Stated task:
Each entry below is to be extracted exactly.

··········

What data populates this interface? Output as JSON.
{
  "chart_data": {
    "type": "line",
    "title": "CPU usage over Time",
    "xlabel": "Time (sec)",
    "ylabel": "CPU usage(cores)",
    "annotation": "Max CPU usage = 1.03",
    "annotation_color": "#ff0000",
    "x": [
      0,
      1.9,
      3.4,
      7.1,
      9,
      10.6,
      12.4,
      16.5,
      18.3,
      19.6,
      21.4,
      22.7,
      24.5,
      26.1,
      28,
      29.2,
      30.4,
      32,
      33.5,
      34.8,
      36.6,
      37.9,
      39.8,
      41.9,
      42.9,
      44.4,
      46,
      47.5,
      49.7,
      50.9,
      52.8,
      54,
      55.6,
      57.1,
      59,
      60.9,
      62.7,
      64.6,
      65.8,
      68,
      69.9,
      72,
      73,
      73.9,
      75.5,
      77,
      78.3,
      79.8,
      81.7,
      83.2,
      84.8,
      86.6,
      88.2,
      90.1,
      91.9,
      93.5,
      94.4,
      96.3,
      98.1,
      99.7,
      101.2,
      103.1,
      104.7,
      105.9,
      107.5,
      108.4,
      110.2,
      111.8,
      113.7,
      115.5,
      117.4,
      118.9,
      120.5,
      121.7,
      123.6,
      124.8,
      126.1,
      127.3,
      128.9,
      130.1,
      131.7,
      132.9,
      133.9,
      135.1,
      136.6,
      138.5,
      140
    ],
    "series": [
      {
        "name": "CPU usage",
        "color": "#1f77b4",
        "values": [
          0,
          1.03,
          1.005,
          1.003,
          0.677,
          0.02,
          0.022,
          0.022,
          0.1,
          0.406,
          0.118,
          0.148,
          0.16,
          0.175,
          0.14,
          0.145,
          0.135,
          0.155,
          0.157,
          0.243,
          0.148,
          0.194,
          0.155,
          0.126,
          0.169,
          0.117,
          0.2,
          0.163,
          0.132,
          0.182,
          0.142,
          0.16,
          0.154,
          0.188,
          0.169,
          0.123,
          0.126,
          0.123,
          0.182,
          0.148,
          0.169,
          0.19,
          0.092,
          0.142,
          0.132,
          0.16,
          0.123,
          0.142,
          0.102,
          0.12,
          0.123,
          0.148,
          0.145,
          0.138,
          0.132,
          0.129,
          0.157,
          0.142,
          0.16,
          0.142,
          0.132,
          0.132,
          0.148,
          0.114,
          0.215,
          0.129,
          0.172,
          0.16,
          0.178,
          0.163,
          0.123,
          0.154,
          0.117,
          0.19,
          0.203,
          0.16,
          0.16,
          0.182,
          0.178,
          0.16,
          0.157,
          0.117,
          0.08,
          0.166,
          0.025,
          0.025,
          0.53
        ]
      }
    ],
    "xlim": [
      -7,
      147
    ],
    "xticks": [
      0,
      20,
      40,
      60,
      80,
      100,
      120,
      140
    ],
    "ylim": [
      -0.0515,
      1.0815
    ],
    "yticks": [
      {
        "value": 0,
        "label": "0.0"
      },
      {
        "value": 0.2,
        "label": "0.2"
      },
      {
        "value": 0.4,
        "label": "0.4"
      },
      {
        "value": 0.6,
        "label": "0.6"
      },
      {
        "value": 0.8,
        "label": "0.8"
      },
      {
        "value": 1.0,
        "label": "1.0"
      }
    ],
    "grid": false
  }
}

··········

Solution below:
What data populates this interface? Output as JSON.
{
  "chart_data": {
    "type": "line",
    "title": "CPU usage over Time",
    "xlabel": "Time (sec)",
    "ylabel": "CPU usage(cores)",
    "annotation": "Max CPU usage = 1.03",
    "annotation_color": "#ff0000",
    "x": [
      0,
      1.9,
      3.4,
      7.1,
      9,
      10.6,
      12.4,
      16.5,
      18.3,
      19.6,
      21.4,
      22.7,
      24.5,
      26.1,
      28,
      29.2,
      30.4,
      32,
      33.5,
      34.8,
      36.6,
      37.9,
      39.8,
      41.9,
      42.9,
      44.4,
      46,
      47.5,
      49.7,
      50.9,
      52.8,
      54,
      55.6,
      57.1,
      59,
      60.9,
      62.7,
      64.6,
      65.8,
      68,
      69.9,
      72,
      73,
      73.9,
      75.5,
      77,
      78.3,
      79.8,
      81.7,
      83.2,
      84.8,
      86.6,
      88.2,
      90.1,
      91.9,
      93.5,
      94.4,
      96.3,
      98.1,
      99.7,
      101.2,
      103.1,
      104.7,
      105.9,
      107.5,
      108.4,
      110.2,
      111.8,
      113.7,
      115.5,
      117.4,
      118.9,
      120.5,
      121.7,
      123.6,
      124.8,
      126.1,
      127.3,
      128.9,
      130.1,
      131.7,
      132.9,
      133.9,
      135.1,
      136.6,
      138.5,
      140
    ],
    "series": [
      {
        "name": "CPU usage",
        "color": "#1f77b4",
        "values": [
          0,
          1.03,
          1.005,
          1.003,
          0.677,
          0.02,
          0.022,
          0.022,
          0.1,
          0.406,
          0.118,
          0.148,
          0.16,
          0.175,
          0.14,
          0.145,
          0.135,
          0.155,
          0.157,
          0.243,
          0.148,
          0.194,
          0.155,
          0.126,
          0.169,
          0.117,
          0.2,
          0.163,
          0.132,
          0.182,
          0.142,
          0.16,
          0.154,
          0.188,
          0.169,
          0.123,
          0.126,
          0.123,
          0.182,
          0.148,
          0.169,
          0.19,
          0.092,
          0.142,
          0.132,
          0.16,
          0.123,
          0.142,
          0.102,
          0.12,
          0.123,
          0.148,
          0.145,
          0.138,
          0.132,
          0.129,
          0.157,
          0.142,
          0.16,
          0.142,
          0.132,
          0.132,
          0.148,
          0.114,
          0.215,
          0.129,
          0.172,
          0.16,
          0.178,
          0.163,
          0.123,
          0.154,
          0.117,
          0.19,
          0.203,
          0.16,
          0.16,
          0.182,
          0.178,
          0.16,
          0.157,
          0.117,
          0.08,
          0.166,
          0.025,
          0.025,
          0.53
        ]
      }
    ],
    "xlim": [
      -7,
      147
    ],
    "xticks": [
      0,
      20,
      40,
      60,
      80,
      100,
      120,
      140
    ],
    "ylim": [
      -0.0515,
      1.0815
    ],
    "yticks": [
      {
        "value": 0,
        "label": "0.0"
      },
      {
        "value": 0.2,
        "label": "0.2"
      },
      {
        "value": 0.4,
        "label": "0.4"
      },
      {
        "value": 0.6,
        "label": "0.6"
      },
      {
        "value": 0.8,
        "label": "0.8"
      },
      {
        "value": 1.0,
        "label": "1.0"
      }
    ],
    "grid": false
  }
}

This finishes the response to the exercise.